EXERCISE TEXT:
------------------------------------------------
Hmm… I’m working from zip code statistical data. I guess it’s back to the drawing board.

[second list removed]

I removed the list because the system has changed a bunch since I posted this. I’ll post an update in a week or so.

  1. Phoenix, Mesa and Scottsdale
  2. Payson
  3. Tucson
  4. Prescott
  5. Yuma
  6. Lake Havasu City and Kingman
  7. Safford
  8. Sierra Vista and Douglas
  9. Nogales
  10. Show Low
    NEED Chandler Chris—:))))

Much better but now it is probably too detailed, at least for Texas…67?? CSA/CBSA…what’s that? Wouldn’t MSA’s make more sense?

Chris why not simply go by zipcode and include everywhere instead of just metro areas?


Some of what you are showing at least around Pensacola are neighborhoods not actual towns (Brent and Ferry Pass) and missing is other real towns around Pensacola. Not trying to pee on your parade but your initial request for input was probably the way to go because you will get real information from the folks who live there. May take a little longer but will be more accurate in the long run.

That’s why I was hoping I could use the CSA data, which is based on much larger groups, but clearly leaves a lot of things out.
------------------------------------------------
AIM OF THE EXERCISE:
Rewrite the forum thread from "Chris why not" up to and including "of things out.", putting "people" in place of "folks".

INFORMATION PROVIDED:
------------------------------------------------
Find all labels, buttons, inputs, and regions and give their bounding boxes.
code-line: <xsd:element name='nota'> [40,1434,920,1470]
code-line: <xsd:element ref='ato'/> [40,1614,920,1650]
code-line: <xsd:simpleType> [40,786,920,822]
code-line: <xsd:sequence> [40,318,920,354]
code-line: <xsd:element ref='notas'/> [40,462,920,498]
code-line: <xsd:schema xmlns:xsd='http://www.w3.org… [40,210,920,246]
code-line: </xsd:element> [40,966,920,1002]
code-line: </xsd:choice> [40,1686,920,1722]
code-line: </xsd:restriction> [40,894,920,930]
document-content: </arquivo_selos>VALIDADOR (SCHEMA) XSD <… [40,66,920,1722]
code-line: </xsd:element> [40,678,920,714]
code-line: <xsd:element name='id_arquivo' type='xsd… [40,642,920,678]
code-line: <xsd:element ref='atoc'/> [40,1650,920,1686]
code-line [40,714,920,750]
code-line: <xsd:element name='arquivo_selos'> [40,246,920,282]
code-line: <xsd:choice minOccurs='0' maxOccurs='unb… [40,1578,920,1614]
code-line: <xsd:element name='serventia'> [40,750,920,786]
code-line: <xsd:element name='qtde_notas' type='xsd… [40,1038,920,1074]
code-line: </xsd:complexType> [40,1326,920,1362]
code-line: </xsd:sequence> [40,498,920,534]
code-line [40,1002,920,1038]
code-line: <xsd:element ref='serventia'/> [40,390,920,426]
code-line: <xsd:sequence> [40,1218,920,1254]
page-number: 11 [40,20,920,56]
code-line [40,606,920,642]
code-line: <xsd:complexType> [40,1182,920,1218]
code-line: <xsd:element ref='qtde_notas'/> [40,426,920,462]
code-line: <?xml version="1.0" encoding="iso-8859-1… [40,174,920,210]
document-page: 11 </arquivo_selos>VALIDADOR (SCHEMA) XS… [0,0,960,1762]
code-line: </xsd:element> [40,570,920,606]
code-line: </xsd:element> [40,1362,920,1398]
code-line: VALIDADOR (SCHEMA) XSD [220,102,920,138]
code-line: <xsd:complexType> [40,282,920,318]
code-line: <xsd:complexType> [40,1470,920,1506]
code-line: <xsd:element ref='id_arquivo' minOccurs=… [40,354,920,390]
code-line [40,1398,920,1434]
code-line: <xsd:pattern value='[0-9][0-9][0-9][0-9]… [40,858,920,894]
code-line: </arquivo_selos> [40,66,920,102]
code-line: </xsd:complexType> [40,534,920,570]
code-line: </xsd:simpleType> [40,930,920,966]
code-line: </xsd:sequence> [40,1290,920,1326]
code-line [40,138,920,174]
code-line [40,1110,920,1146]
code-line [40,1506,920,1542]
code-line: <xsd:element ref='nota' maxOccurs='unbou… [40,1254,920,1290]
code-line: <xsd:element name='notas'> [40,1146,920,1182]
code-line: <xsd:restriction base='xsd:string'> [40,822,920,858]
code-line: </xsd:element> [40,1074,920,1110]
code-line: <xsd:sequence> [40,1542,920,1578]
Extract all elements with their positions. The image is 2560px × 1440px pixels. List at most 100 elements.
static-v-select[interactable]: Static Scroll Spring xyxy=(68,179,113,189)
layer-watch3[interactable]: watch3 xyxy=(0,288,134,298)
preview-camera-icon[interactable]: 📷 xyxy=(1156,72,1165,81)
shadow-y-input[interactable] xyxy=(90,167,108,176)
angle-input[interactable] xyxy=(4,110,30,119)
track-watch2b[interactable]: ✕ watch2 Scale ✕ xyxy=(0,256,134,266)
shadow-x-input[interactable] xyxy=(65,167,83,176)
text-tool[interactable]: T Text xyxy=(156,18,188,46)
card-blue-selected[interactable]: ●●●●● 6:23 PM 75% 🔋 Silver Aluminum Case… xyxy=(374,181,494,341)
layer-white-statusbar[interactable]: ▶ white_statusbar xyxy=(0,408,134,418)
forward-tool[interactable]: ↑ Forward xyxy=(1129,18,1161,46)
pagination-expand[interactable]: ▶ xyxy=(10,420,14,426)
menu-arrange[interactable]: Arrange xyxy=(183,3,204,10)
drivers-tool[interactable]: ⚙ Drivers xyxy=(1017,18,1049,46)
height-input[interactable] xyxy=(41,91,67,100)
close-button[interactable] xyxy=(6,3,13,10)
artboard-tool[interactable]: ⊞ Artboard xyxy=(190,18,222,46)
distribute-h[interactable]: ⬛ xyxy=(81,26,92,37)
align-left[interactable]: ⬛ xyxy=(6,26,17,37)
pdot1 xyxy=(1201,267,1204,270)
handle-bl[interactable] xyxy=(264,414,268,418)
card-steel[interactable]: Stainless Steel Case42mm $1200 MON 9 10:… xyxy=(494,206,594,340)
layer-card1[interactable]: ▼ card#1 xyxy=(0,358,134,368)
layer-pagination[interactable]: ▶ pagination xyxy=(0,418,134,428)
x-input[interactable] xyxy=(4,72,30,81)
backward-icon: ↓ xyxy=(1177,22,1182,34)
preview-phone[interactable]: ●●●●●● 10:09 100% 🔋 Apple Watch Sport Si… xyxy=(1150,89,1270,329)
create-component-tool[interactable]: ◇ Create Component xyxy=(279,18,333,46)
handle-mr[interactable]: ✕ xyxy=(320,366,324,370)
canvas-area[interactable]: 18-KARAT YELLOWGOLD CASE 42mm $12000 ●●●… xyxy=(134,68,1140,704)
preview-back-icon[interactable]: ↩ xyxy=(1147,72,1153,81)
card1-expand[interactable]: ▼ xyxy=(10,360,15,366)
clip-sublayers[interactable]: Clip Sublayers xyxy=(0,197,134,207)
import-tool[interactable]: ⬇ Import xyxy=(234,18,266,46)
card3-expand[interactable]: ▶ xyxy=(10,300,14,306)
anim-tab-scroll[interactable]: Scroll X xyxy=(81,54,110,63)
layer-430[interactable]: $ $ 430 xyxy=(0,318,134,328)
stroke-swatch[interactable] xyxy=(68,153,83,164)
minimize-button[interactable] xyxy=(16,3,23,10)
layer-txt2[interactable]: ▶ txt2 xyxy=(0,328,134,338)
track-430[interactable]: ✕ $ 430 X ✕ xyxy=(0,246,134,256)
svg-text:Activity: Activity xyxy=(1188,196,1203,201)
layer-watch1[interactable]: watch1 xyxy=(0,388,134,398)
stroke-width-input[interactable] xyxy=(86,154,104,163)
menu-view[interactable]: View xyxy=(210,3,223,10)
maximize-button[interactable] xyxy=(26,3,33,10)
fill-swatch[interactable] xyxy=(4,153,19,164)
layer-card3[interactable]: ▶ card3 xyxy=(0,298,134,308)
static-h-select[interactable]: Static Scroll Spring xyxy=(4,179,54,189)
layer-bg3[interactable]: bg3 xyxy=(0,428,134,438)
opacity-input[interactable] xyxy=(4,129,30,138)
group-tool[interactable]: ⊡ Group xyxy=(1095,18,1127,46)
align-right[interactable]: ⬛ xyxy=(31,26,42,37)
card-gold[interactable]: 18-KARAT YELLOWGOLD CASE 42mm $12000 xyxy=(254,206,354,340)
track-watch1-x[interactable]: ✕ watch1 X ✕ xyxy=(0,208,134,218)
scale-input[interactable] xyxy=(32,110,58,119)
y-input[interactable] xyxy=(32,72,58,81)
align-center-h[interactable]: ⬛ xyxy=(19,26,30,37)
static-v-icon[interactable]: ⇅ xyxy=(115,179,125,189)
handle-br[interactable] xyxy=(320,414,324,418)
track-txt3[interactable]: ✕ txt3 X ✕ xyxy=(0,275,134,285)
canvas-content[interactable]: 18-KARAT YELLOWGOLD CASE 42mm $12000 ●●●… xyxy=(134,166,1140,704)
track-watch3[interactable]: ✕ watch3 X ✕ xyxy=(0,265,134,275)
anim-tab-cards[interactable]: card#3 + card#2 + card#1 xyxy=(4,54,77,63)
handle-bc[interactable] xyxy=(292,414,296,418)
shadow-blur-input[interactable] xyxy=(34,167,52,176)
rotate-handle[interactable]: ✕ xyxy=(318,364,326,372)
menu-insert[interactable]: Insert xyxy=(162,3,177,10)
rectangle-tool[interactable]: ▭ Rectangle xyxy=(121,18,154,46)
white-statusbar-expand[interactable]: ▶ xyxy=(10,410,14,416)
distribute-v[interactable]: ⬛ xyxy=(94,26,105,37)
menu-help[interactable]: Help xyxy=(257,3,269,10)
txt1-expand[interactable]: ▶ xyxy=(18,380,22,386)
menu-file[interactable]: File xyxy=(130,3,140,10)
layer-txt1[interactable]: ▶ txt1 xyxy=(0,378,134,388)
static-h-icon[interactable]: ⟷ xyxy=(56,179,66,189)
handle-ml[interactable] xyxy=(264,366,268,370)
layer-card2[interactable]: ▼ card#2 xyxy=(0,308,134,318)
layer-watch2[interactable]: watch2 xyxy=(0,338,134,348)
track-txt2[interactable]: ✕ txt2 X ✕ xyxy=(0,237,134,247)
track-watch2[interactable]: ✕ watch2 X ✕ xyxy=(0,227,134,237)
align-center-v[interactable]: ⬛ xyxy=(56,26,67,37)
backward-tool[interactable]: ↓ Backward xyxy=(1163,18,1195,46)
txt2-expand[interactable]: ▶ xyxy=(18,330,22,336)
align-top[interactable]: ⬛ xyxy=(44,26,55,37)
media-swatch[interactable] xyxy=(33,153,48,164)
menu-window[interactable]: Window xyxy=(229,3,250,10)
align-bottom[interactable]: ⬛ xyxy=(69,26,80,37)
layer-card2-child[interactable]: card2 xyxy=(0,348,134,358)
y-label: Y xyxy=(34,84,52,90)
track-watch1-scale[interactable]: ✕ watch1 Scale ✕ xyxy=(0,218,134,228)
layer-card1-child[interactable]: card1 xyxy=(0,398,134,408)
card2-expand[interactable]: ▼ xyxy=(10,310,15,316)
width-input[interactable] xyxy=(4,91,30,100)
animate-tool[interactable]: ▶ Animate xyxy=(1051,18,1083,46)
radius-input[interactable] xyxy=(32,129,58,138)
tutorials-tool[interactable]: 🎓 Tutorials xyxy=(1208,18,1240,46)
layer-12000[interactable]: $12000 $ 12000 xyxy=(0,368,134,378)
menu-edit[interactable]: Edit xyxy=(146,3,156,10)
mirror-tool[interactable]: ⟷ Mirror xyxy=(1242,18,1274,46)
------------------------------------------------
SOLUTION TO THIS PROBLEM:
Chris why not simply go by zipcode and include everywhere instead of just metro areas?


Some of what you are showing at least around Pensacola are neighborhoods not actual towns (Brent and Ferry Pass) and missing is other real towns around Pensacola. Not trying to pee on your parade but your initial request for input was probably the way to go because you will get real information from the people who live there. May take a little longer but will be more accurate in the long run.

That’s why I was hoping I could use the CSA data, which is based on much larger groups, but clearly leaves a lot of things out.